Военный бунт лишний раз напомнил о том, что войну надо кончать. Это впрочем достаточно ясно было и сразу после Цусимы: из всего русского флота в Балтийском море осталось только несколько учебных судов да два недостроенных броненосца. Черноморский флот был, правда, цел, но, не говоря уже о настроении команд, он не имел права выйти из Черного моря56. Еще 25 мая (старого стиля) Николай «принял американского посла Мейера с поручением от Рузвельта». Президент Соединенных штатов своим предложением посредничества опередил Англию и Францию, с которыми русская дипломатия уже завела переговоры по тому же поводу. От горделивого утверждения, что с войны побитыми «не возвращаются» давно отказались, но дело все еще тянулось. Восстание «Потемкина» заставило поторопиться: 1 июля Николай «принял Витте, который едет в Вашингтон уполномоченным для ведения мирных переговоров с Японией».
Так определил «Потемкин» тактику Николая. А в тактике революции его выступление определило новый шаг вперед: с лета 1905 г. на очередь практически ставится задача, о которой в 1904 г. говорили как о далеком будущем, — задача вооруженного восстания.
Мысль о вооруженном восстании родилась конечно не летом 1905 г. — она гораздо старше. Со стихийной силой должна была она овладеть умами петербургских рабочих после 9 января (см. выше): В мае, за несколько недель до «Потемкина», резолюция III съезда социал-демократической партии (чисто большевистского; меньшевики, предвидя свое поражение, на съезд не явились) поставила подготовку вооруженного восстания в порядок дня партийной работы. И еще раньше эта идея уже разрабатывалась в революционной марксистской литературе. Впервые Ленин писал о восстании по поводу расстрела на Обуховском заводе в мае 1901 г. Подготовка восстания ставилась им как одна из задач «Искры». «Дело рабочего класса — расширять и укреплять свою организацию, удесятерять агитацию в массах, пользуясь всяким шатанием правительства, пропагандируя идею восстания, разъясняя необходимость его на примере всех тех половинчатых и заранее осужденных на неуспех «шагов», о которых так много кричат теперь», — писал он в ноябре 1904 г., в дни пресловутого совещания земцев, споривших о «совещательном» и «несовещательном» представительстве.

+ + + + +

*ЗАДАНИЯ*.
a - Кого, согласно учебному тексту о 1905 годе, Николай принял 1 июля и в качестве кого этот человек ехал в Вашингтон?
b - Продолжите учебный текст о 1905 годе, начав сразу после его последнего предложения.

*ВЫБОРКА ДАННЫХ*.
+ + + + +

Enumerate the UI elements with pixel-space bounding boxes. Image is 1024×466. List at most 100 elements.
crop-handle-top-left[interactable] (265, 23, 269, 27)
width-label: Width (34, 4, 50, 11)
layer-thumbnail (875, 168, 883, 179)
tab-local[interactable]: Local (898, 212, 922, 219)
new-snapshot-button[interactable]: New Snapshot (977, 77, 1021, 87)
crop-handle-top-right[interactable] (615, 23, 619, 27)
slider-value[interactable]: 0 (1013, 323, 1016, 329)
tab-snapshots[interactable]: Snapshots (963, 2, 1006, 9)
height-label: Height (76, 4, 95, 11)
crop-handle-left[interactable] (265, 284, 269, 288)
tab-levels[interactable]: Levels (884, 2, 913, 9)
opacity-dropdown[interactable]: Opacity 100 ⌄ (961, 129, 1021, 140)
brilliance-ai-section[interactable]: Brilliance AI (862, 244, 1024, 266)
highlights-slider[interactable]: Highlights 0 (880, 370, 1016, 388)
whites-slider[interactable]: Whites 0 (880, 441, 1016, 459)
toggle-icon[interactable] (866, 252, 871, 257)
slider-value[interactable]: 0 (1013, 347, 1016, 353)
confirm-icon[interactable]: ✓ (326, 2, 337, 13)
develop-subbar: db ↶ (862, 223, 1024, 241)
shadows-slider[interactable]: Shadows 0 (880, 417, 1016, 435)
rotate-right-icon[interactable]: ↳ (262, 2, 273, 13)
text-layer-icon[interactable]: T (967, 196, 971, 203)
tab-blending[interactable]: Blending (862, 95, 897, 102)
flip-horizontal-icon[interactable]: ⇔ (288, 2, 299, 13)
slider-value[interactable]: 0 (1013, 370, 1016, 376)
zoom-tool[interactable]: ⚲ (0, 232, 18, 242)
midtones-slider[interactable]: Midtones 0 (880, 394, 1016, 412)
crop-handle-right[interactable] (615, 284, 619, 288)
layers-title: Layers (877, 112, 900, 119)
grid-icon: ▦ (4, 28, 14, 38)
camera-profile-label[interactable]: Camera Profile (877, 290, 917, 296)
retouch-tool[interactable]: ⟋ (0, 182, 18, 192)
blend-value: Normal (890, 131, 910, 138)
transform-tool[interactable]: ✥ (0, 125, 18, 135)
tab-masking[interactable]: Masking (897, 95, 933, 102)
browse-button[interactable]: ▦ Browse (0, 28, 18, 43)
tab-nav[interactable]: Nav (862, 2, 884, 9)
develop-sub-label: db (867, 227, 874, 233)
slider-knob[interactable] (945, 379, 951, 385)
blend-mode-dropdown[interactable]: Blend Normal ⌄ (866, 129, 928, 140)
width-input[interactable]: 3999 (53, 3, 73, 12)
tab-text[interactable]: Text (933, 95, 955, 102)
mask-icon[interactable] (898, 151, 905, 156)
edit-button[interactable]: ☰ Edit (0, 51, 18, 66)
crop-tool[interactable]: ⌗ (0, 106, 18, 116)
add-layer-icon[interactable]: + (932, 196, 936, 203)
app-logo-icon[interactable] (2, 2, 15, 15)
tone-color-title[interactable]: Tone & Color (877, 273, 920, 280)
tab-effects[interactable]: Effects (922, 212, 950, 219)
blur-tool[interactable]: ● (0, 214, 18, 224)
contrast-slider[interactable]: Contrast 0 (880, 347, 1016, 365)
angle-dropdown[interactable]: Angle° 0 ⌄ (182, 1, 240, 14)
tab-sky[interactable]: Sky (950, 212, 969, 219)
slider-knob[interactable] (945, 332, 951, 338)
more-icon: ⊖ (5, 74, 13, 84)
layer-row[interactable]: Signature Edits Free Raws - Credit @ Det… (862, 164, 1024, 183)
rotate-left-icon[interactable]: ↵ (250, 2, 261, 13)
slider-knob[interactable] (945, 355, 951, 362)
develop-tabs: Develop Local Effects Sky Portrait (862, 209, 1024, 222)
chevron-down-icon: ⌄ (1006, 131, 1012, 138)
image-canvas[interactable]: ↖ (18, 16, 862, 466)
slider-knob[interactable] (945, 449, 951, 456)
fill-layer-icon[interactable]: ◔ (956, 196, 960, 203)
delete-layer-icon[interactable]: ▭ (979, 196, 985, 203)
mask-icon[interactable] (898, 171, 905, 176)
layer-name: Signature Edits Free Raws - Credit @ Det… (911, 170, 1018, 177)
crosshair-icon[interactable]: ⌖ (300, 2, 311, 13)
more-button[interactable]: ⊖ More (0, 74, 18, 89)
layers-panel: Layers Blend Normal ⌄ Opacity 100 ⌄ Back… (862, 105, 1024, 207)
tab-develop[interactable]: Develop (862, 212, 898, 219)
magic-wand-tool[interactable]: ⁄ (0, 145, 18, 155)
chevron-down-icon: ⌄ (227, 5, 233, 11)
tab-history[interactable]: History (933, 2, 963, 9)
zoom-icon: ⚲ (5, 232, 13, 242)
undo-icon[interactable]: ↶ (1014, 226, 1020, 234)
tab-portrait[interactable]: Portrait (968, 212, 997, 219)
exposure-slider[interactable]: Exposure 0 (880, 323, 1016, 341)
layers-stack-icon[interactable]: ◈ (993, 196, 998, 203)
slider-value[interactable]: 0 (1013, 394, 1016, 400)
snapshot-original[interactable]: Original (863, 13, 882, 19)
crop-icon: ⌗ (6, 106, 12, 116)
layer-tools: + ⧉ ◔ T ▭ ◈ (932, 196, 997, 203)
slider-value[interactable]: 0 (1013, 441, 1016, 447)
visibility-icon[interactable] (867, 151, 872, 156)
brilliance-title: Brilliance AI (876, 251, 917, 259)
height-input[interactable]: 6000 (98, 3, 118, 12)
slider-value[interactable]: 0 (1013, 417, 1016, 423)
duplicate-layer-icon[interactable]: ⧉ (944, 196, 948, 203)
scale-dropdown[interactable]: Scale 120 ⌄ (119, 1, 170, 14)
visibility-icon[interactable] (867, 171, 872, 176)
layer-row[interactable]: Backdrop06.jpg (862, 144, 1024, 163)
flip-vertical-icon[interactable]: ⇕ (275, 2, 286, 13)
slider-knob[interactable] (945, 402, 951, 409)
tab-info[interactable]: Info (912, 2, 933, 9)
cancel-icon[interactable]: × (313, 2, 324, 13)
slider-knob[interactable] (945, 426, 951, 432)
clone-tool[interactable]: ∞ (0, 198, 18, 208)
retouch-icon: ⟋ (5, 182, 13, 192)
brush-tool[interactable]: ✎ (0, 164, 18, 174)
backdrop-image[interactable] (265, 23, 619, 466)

+ + + + +

*ОТВЕТЫ*.
a - Витте, который ехал в Вашингтон уполномоченным для ведения мирных переговоров с Японией.

b -
Всего за несколько дней до «Потемкина» мысль эта осуществилась в довольно крупных размерах. На крайнем западе «империи», в Лодзи, пролетариат — там он польский и еврейский, а не русский по происхождению — на расстрел рабочей манифестации казаками ответил расстрелом с чердаков и крыш самих казаков и полиции. Но, несмотря на геройскую защиту лодзинских рабочих, их сопротивление легко было подавлено, как только подвезены были войска из Варшавы. Только переход хотя бы части войск на сторону народа, только нейтралитет (отказ от участия в борьбе) большей их части давали народному восстанию надежду на успех. «Восстание народа и победа над верной правительству армией — вздорная утопия, — писал Ленин в сентябре 1905 г. — Но восстание народа и незначительной кучки армии против деспотов грабителей — это действительность завтрашнего дня».
Военные неудачи царизма разлагали армию. Вот в чем было объективное значение русско-японской войны, влияние ее не на «настроения» «общества», как это было непосредственно после Ляояна, Цусимы и т. п., а на ход самой революции. Война расшатывала самодержавие, как ветер шатает дерево. Еще до 9 января Ленин писал, восставая против утверждения меньшевиков, что война есть прежде всего «бедствие»: «Дело русской свободы и борьбы русского (и всемирного) пролетариата за социализм очень сильно зависит от военных поражений самодержавия». «Борясь против всякой войны... мы всегда должны отмечать великую революционную роль исторической войны, невольным участником которой является русский рабочий». «Русский народ выиграл от поражения самодержавия. Капитуляция Порт-Артура есть пролог капитуляции царизма».
Но если военные поражения царизма были первым шагом к его гибели, восстание против него его собственной вооруженной силы было вторым и еще более грозным. «События с поразительной быстротой подтвердили своевременность призывов к восстанию и к образованию временного революционного правительства... — писал Ленин на другой день после «Потемкина». — Теперь все социал-демократы выдвинули военные вопросы, если не на первое, то на одно из первых мест, поставили на очередь изучение их и ознакомление с ними народных масс. Революционная армия должна практически применить военные знания и военные орудия для решения всей дальнейшей судьбы русского народа»...
Слова о «всех социал-демократах» не были преувеличены. Вот что писала ставшая меньшевистской «Искра» в те же дни, озаглавив свой листок «Первая победа революция»:
«Пришло время действовать смело и всеми силами поддержать смелое восстание солдат. Смелость теперь победит.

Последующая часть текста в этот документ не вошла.